• DOCUMENT PASSAGE:
◆ ◆ ◆ ◆ ◆ ◆ ◆

Cardiac biomarker levels strongly predict outcome of bypass surgery
Levels of a biomarker used in the diagnosis of heart attacks are almost universally elevated in patients who have undergone coronary-artery bypass grafting (CABG) and, when markedly elevated, are powerfully prognostic, a team of researchers from the Massachusetts General Hospital (MGH) Heart Center has found. Their report implies that, while measurement of cardiac troponin T (cTnT) can help determine patient prognosis, current consensus recommendations regarding the use of cTNT to diagnosis post-CABG heart attack (myocardial infarction) probably should be reconsidered. The paper appears in the September 8 issue of Circulation and has been released online,
“Although postoperative concentrations of cTnT were powerfully predictive of the risk of complications and death after CABG, we found the currently recommended cut-points for diagnosing myocardial infarction are far too low,” says James Januzzi, MD, director of the MGH Cardiac Intensive Care Unit, the study’s senior author. “But use of cTnT to predict overall postoperative risk does look very promising.”
Patients recovering from bypass surgery, in which blood supply to the heart muscle is rerouted around one or more blocked coronary arteries, are at risk for a number of postoperative complications, including heart attack.

◆ ◆ ◆ ◆ ◆ ◆ ◆

• SUPPLIED ENTRIES:
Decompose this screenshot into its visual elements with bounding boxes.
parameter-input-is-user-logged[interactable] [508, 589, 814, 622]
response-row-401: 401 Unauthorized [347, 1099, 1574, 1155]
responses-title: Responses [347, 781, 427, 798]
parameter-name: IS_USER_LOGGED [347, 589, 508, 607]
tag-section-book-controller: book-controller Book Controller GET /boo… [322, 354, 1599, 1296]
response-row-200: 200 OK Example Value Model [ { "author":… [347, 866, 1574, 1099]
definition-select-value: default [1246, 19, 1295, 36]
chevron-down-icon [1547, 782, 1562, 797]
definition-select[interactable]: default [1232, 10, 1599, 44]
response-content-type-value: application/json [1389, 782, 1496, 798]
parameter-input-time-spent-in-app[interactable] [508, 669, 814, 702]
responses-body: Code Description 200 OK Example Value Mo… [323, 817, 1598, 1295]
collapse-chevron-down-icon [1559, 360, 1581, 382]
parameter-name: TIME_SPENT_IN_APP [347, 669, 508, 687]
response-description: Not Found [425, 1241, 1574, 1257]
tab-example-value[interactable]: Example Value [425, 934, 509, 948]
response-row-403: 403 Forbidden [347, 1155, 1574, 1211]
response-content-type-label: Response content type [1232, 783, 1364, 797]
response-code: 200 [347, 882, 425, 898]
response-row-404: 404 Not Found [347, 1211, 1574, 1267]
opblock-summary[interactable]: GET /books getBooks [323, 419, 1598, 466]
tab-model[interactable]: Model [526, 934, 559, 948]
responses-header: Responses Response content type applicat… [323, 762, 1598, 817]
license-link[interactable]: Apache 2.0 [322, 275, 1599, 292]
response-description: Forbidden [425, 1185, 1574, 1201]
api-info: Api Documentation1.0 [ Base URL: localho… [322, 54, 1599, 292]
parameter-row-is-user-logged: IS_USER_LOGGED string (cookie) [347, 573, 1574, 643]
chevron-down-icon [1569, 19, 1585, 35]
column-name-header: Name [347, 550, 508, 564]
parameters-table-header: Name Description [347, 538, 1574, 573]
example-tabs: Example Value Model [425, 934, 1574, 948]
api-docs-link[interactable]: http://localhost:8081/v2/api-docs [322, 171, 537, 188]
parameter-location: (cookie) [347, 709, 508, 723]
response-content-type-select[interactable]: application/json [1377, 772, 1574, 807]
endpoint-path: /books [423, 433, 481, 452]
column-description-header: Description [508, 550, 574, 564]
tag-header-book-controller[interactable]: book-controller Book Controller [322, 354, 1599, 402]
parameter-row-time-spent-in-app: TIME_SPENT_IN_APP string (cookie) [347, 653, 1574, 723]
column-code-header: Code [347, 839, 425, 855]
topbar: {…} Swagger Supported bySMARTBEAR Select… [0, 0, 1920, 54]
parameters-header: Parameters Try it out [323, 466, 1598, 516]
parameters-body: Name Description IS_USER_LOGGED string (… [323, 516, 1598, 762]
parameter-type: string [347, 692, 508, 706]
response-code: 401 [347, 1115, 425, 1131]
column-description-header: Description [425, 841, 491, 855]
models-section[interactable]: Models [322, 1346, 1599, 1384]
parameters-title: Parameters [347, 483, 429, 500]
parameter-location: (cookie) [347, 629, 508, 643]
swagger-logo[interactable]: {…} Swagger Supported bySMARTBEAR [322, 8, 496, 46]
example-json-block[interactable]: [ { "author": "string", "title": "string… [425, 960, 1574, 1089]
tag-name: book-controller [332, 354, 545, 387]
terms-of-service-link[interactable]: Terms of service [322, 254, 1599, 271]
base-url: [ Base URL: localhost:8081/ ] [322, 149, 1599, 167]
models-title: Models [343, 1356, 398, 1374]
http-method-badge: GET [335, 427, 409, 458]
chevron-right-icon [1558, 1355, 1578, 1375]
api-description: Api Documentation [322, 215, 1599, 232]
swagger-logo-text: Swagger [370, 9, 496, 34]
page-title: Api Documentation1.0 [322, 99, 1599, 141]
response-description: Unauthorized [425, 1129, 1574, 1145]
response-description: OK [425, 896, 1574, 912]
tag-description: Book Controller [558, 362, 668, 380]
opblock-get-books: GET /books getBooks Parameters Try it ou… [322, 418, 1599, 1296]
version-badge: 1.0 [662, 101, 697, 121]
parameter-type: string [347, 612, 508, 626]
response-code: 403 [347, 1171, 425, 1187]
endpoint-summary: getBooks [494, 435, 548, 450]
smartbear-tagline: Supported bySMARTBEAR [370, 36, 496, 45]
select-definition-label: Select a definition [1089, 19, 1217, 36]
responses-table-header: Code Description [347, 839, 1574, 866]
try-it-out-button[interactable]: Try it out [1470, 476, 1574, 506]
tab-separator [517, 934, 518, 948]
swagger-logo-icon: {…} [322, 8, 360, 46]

◆ ◆ ◆ ◆ ◆ ◆ ◆

• WHAT YOU WILL DO:
• 1. Translate this sentence from the news release on cardiac troponin T and bypass surgery into Spanish: "Patients recovering from bypass surgery, in which blood supply to the heart muscle is rerouted around one or more blocked coronary arteries, are at risk for a number of postoperative complications, including heart attack."
• 2. Continue the news release on cardiac troponin T levels after bypass surgery, starting after its final sentence.

• YOUR RESPONSES:
• 1. Los pacientes que se recuperan de una cirugía de bypass, en la que el flujo sanguíneo hacia el músculo cardíaco se desvía alrededor de una o más arterias coronarias obstruidas, corren el riesgo de sufrir diversas complicaciones posoperatorias, entre ellas un ataque cardíaco.

• 2.
Current standards for the diagnosis of post-operative myocardial infarction include consideration of symptoms such as chest pain, electrocardiogram changes and the results of biomarker tests. However, since patients recovering from cardiac surgery inevitably experience chest pain and the results of postoperative electrocardiograms are often unclear, clinicians may heavily rely on biomarkers like cTnT to diagnose post-CABG heart attacks.
An earlier study of the prognostic role of cTnT in cardiac surgery patients found that extreme elevations of the enzyme strongly predicted the risk of complications and death in the year following surgery. But that study examined a mixture of post-cardiac-surgery patients and also did not consider diagnostic guidelines outlined in a 2007 consensus statement from four organizations, including the American Heart Association and the American College of Cardiology.
The current study was designed to specifically evaluate the usefulness of cTnT in the diagnosis of post-CABG heart attack and to examine factors associated with postoperative cTnT elevation and how well cTnT levels predicted postoperative complications in general. Measurements of cTnT levels were taken from almost 850 CABG patients immediately after their procedures and 6, 8, 18 and 24 hours later. Those levels were then analyzed based on several factors related to the patients’ original illness, surgery, and short- and long-term outcomes.
The results indicated that cTnT levels were elevated in virtually all post-CABG patients, although only 2 percent actually met postoperative myocardial infarction criteria. Factors predicting cTnT elevation included the complexity of the initial coronary artery blockages, the number of grafts that were placed and the patients’ immediate postoperative condition. While the near-universality of cTnT elevation made it a less useful indicator of heart attack, cTnT levels 10 times higher than the current consensus guidelines powerfully and independently predicted the risk of death and other postoperative complications, adding to the predictive power of risk-scoring models such as that developed by the Society for Thoracic Surgery.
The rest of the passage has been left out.